Exercise aim: Select every line holding the word "lärare" and copy it.

Figure dataset records:
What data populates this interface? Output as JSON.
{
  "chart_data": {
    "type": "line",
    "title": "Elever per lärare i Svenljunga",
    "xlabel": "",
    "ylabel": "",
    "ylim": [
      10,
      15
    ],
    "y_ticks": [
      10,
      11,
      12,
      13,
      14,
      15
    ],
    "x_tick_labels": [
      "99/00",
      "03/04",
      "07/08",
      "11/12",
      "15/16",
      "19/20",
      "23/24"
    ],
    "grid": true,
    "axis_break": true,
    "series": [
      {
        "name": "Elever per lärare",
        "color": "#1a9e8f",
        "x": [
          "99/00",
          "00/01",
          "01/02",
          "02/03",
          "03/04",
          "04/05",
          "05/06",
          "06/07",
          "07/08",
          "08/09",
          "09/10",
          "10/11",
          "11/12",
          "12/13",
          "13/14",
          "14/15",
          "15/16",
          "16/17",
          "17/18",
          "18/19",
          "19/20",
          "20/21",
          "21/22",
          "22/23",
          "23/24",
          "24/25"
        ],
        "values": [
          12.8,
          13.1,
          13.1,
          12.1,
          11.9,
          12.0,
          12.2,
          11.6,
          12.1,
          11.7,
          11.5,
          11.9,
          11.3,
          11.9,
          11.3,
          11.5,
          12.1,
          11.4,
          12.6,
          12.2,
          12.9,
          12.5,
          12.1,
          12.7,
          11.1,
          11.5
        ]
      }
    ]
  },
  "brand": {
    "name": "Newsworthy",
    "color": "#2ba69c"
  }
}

The response:
    "title": "Elever per lärare i Svenljunga",
        "name": "Elever per lärare",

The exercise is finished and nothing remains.